Work to do: Using the listing below, please gather every line containing the word "子目录名称".

(Collected data)

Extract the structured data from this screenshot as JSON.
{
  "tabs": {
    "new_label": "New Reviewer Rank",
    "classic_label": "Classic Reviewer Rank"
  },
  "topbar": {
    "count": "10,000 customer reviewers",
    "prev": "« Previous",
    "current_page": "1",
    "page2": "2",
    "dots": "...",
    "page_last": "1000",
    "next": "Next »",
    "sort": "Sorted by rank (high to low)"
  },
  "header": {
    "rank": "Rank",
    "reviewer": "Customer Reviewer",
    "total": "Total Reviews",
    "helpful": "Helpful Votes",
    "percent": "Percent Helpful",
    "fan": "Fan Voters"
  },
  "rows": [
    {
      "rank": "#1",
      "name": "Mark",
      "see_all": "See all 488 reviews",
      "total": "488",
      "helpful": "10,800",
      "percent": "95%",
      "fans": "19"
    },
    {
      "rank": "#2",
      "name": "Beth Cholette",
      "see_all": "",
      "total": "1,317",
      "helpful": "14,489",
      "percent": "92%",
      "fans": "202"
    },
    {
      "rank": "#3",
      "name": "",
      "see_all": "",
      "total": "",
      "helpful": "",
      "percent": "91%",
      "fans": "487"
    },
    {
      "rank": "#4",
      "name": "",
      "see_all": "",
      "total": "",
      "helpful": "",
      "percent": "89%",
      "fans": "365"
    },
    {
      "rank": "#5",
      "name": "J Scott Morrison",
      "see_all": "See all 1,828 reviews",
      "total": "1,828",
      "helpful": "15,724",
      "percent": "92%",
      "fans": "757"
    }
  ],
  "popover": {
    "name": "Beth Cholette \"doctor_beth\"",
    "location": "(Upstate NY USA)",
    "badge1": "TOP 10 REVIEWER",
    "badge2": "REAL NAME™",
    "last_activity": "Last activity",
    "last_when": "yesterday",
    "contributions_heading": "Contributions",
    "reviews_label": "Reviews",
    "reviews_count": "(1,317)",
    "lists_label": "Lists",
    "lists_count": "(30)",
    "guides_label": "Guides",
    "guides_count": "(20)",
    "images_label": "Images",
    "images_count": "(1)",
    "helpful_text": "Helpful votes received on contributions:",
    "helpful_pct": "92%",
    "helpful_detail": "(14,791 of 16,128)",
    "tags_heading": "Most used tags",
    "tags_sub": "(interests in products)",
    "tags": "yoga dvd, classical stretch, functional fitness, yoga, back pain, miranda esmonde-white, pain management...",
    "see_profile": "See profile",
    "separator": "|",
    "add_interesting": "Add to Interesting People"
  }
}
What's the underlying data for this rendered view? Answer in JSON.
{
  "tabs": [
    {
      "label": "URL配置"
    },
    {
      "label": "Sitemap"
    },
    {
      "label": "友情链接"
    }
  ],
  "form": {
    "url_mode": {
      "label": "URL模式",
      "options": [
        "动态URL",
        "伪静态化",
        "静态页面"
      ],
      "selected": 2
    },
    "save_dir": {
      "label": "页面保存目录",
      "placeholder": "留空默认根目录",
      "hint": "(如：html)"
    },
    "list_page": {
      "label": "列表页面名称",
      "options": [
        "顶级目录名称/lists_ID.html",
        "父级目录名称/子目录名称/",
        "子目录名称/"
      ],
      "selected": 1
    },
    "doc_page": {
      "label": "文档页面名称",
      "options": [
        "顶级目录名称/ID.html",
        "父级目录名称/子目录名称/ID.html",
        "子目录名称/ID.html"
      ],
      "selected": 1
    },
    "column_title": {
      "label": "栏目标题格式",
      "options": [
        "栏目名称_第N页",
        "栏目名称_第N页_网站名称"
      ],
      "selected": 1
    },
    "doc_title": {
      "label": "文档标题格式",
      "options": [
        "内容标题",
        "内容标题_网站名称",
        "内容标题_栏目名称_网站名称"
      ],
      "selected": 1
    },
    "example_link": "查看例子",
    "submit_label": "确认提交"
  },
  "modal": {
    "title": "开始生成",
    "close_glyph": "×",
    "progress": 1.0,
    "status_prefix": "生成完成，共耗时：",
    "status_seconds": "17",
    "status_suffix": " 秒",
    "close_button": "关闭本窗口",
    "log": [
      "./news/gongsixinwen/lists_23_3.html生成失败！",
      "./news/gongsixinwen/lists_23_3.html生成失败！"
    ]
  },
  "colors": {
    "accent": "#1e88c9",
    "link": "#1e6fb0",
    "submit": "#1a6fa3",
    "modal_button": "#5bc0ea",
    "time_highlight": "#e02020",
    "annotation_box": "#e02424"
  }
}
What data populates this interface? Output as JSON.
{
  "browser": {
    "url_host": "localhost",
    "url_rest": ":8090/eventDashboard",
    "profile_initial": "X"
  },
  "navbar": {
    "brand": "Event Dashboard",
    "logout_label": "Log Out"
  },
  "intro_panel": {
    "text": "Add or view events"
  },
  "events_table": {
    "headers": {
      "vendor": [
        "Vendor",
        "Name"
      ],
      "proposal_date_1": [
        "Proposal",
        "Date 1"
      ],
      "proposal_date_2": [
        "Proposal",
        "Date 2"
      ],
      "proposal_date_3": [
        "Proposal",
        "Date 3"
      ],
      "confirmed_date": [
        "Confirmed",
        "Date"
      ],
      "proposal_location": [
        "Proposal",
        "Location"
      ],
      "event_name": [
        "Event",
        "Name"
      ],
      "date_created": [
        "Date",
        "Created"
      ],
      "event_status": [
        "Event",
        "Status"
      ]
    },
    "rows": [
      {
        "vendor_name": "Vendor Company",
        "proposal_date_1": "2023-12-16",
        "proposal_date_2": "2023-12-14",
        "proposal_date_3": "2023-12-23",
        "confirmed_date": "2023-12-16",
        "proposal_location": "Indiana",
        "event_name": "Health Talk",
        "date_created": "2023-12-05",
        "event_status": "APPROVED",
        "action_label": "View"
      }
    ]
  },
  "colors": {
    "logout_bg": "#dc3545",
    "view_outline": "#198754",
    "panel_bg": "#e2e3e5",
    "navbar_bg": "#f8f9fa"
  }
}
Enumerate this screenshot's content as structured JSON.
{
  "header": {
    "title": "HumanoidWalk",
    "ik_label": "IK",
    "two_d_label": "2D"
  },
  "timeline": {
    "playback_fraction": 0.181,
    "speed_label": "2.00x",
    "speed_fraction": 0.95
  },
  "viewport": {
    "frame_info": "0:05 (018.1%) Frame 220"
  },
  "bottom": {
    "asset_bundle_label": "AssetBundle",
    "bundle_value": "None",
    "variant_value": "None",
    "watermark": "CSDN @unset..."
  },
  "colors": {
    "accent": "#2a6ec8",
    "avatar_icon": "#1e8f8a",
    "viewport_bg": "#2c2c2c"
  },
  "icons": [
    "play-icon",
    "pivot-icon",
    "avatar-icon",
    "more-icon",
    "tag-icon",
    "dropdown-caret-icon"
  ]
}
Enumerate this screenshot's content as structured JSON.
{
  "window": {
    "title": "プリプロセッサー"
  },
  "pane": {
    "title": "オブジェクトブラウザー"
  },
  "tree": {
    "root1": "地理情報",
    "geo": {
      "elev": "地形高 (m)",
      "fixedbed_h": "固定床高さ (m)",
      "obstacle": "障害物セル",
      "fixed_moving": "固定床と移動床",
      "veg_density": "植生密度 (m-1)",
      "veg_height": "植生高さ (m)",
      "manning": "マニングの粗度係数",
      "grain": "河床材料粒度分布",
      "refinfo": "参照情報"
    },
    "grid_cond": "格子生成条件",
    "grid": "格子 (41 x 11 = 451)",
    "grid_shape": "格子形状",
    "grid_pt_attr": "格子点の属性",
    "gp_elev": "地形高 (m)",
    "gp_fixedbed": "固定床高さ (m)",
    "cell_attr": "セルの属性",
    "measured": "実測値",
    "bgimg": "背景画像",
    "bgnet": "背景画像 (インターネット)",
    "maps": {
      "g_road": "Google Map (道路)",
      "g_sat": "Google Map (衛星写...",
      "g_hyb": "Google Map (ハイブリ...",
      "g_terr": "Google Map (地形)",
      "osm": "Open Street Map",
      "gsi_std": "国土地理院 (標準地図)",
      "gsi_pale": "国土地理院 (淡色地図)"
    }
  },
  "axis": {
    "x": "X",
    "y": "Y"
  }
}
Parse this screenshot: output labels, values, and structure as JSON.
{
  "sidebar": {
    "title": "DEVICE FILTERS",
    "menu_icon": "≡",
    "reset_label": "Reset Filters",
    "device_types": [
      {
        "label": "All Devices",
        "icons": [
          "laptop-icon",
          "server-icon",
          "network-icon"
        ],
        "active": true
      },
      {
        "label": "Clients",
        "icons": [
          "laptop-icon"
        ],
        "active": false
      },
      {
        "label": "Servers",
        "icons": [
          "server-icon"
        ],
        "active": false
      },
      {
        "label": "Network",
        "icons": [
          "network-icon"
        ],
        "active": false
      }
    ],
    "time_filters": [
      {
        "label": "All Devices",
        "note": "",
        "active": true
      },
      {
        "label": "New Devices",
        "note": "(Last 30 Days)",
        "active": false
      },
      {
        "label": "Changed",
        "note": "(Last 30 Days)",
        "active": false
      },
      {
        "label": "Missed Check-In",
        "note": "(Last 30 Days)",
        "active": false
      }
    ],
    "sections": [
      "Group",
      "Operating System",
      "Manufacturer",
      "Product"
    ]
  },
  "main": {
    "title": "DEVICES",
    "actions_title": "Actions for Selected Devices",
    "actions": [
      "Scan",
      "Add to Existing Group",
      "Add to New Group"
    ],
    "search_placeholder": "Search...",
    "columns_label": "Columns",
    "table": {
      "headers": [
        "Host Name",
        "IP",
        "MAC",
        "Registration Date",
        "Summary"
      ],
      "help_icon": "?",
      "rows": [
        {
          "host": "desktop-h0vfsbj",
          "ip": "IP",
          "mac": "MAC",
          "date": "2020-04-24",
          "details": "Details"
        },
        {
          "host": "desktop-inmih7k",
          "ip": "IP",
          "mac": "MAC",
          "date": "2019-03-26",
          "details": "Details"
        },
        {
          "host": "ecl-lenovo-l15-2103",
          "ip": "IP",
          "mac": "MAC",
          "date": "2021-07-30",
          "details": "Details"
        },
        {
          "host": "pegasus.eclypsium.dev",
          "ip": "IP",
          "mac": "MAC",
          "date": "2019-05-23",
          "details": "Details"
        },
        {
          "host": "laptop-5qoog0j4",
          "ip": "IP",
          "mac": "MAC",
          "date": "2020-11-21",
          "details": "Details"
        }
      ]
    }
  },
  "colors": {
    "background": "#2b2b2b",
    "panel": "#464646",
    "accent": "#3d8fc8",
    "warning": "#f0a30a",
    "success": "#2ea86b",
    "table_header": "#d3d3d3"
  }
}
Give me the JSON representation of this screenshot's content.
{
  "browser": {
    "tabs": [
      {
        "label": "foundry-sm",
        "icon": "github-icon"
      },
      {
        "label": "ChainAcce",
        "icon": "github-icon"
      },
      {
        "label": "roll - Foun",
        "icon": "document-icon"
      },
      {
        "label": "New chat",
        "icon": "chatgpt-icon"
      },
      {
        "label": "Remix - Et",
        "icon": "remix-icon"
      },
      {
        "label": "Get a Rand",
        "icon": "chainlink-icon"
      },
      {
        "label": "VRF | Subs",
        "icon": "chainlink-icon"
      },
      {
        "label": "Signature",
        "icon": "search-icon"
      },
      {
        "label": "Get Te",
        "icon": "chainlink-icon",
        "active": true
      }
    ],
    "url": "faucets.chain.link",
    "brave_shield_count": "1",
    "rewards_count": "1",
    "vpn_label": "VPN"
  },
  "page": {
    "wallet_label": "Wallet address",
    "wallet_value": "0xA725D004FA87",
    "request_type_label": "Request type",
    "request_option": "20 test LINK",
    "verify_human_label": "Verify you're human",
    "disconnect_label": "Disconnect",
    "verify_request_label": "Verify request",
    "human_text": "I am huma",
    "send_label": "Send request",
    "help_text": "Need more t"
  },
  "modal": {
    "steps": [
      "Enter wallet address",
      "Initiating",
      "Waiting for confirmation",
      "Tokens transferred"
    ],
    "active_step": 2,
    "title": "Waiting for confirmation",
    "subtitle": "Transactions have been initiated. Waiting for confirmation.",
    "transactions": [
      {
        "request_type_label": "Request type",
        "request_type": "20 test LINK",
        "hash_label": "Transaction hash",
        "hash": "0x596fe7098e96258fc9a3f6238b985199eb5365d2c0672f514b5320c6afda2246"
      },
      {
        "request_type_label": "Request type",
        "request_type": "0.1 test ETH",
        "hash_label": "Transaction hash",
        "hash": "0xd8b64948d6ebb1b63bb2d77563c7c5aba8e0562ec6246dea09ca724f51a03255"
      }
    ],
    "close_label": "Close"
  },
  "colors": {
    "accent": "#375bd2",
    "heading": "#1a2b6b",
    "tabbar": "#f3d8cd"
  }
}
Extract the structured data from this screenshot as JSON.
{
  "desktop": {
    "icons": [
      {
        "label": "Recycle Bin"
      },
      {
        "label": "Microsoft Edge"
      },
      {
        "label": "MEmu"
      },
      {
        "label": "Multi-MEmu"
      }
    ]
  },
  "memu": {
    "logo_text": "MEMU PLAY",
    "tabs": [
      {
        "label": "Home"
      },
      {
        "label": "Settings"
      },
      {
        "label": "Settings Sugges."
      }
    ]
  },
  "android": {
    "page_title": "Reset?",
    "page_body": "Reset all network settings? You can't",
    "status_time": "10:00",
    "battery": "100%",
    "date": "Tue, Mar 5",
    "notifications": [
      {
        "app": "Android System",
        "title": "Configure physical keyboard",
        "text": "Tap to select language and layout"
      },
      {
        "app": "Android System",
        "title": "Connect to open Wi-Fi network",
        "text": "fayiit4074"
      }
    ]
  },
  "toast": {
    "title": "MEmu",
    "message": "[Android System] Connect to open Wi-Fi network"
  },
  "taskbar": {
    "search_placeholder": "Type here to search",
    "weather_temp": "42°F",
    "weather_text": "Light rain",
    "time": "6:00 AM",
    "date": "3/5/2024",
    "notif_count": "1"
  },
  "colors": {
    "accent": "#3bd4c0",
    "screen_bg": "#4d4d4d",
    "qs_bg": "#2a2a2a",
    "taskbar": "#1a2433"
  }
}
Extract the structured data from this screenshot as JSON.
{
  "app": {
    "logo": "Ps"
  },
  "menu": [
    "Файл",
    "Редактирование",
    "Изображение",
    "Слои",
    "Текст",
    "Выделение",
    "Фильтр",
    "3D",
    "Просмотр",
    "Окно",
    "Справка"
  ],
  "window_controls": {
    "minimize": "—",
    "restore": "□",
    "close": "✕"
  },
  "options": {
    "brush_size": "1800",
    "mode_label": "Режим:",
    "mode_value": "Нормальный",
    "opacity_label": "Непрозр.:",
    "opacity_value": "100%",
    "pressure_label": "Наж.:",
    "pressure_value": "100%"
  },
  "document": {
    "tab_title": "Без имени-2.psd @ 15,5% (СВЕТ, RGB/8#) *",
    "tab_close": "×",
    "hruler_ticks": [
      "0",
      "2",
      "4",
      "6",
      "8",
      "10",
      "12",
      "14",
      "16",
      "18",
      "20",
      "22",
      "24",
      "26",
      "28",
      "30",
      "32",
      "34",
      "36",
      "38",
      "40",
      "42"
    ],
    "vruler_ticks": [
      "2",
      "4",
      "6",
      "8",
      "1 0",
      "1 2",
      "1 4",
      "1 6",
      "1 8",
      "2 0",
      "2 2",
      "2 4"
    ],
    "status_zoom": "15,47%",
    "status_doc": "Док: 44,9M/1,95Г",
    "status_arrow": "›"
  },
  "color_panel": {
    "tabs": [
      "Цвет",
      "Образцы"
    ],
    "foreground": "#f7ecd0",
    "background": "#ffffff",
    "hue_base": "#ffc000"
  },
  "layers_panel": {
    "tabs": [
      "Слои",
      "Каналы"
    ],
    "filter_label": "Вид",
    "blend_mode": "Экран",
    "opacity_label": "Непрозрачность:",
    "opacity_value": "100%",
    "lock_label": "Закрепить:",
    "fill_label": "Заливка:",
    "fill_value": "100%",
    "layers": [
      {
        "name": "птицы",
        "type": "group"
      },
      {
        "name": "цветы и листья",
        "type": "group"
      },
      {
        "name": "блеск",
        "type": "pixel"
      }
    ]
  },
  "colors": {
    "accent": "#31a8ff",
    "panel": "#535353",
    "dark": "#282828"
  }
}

Answer for the task:
        "父级目录名称/子目录名称/",
        "子目录名称/"
        "父级目录名称/子目录名称/ID.html",
        "子目录名称/ID.html"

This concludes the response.